From the listing that follows, output everything exactly except the pictures.

__RECORDS SHOWN__
# # # # #

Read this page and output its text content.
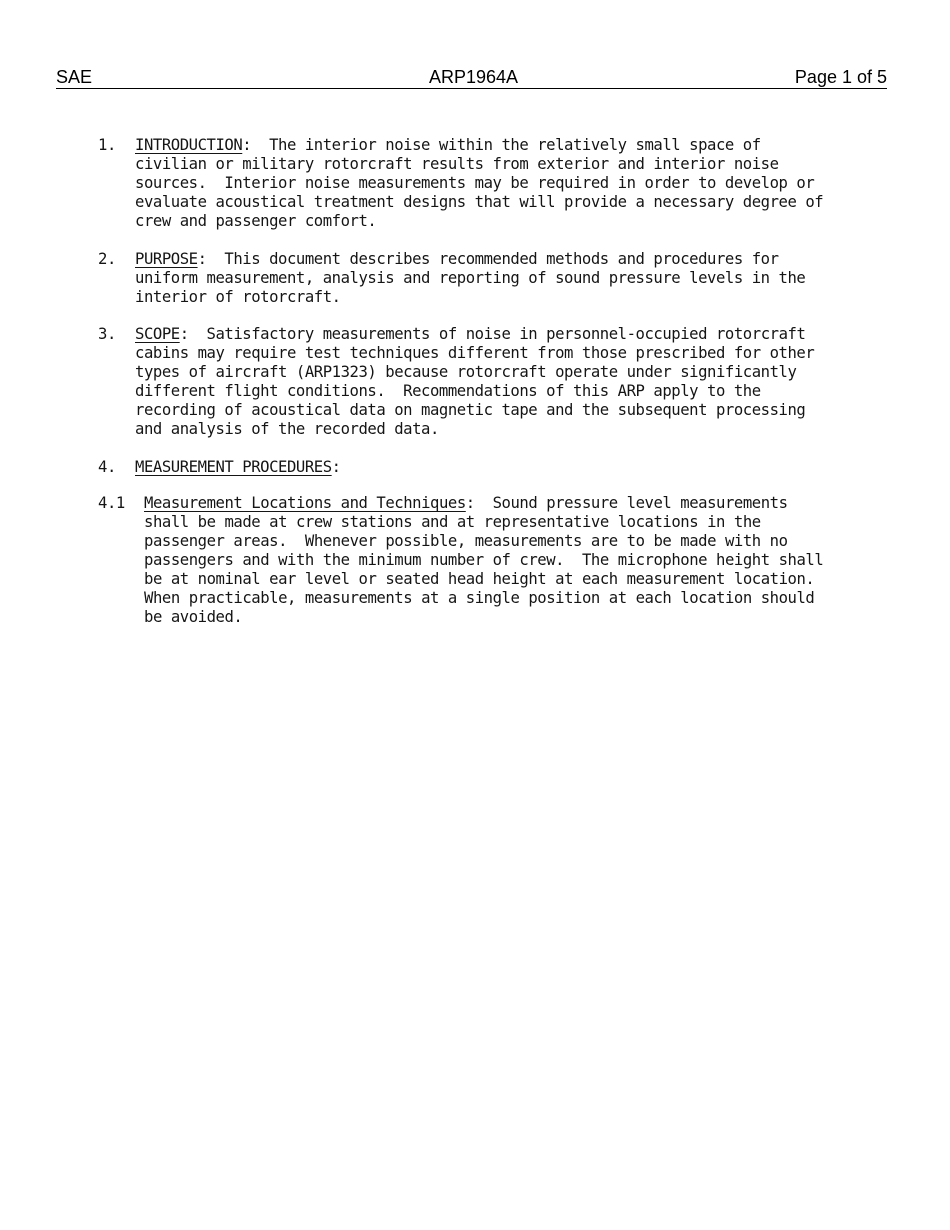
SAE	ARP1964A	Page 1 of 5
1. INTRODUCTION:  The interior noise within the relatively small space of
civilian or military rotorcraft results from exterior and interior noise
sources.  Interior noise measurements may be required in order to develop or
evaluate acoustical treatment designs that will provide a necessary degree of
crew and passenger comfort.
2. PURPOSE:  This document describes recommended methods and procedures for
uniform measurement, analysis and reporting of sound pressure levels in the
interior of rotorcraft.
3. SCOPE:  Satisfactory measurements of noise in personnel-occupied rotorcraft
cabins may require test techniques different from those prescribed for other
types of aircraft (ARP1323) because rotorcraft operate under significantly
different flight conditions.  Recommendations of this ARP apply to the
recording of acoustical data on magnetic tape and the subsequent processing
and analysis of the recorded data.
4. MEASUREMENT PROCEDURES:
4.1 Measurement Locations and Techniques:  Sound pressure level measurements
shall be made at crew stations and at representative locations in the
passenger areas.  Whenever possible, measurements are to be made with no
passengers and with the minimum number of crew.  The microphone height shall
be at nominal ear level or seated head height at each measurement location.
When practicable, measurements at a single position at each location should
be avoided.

# # # # #

__REPLY__
Read this page and output its text content.
SAE	ARP1964A	Page 1 of 5
1. INTRODUCTION:  The interior noise within the relatively small space of
civilian or military rotorcraft results from exterior and interior noise
sources.  Interior noise measurements may be required in order to develop or
evaluate acoustical treatment designs that will provide a necessary degree of
crew and passenger comfort.
2. PURPOSE:  This document describes recommended methods and procedures for
uniform measurement, analysis and reporting of sound pressure levels in the
interior of rotorcraft.
3. SCOPE:  Satisfactory measurements of noise in personnel-occupied rotorcraft
cabins may require test techniques different from those prescribed for other
types of aircraft (ARP1323) because rotorcraft operate under significantly
different flight conditions.  Recommendations of this ARP apply to the
recording of acoustical data on magnetic tape and the subsequent processing
and analysis of the recorded data.
4. MEASUREMENT PROCEDURES:
4.1 Measurement Locations and Techniques:  Sound pressure level measurements
shall be made at crew stations and at representative locations in the
passenger areas.  Whenever possible, measurements are to be made with no
passengers and with the minimum number of crew.  The microphone height shall
be at nominal ear level or seated head height at each measurement location.
When practicable, measurements at a single position at each location should
be avoided.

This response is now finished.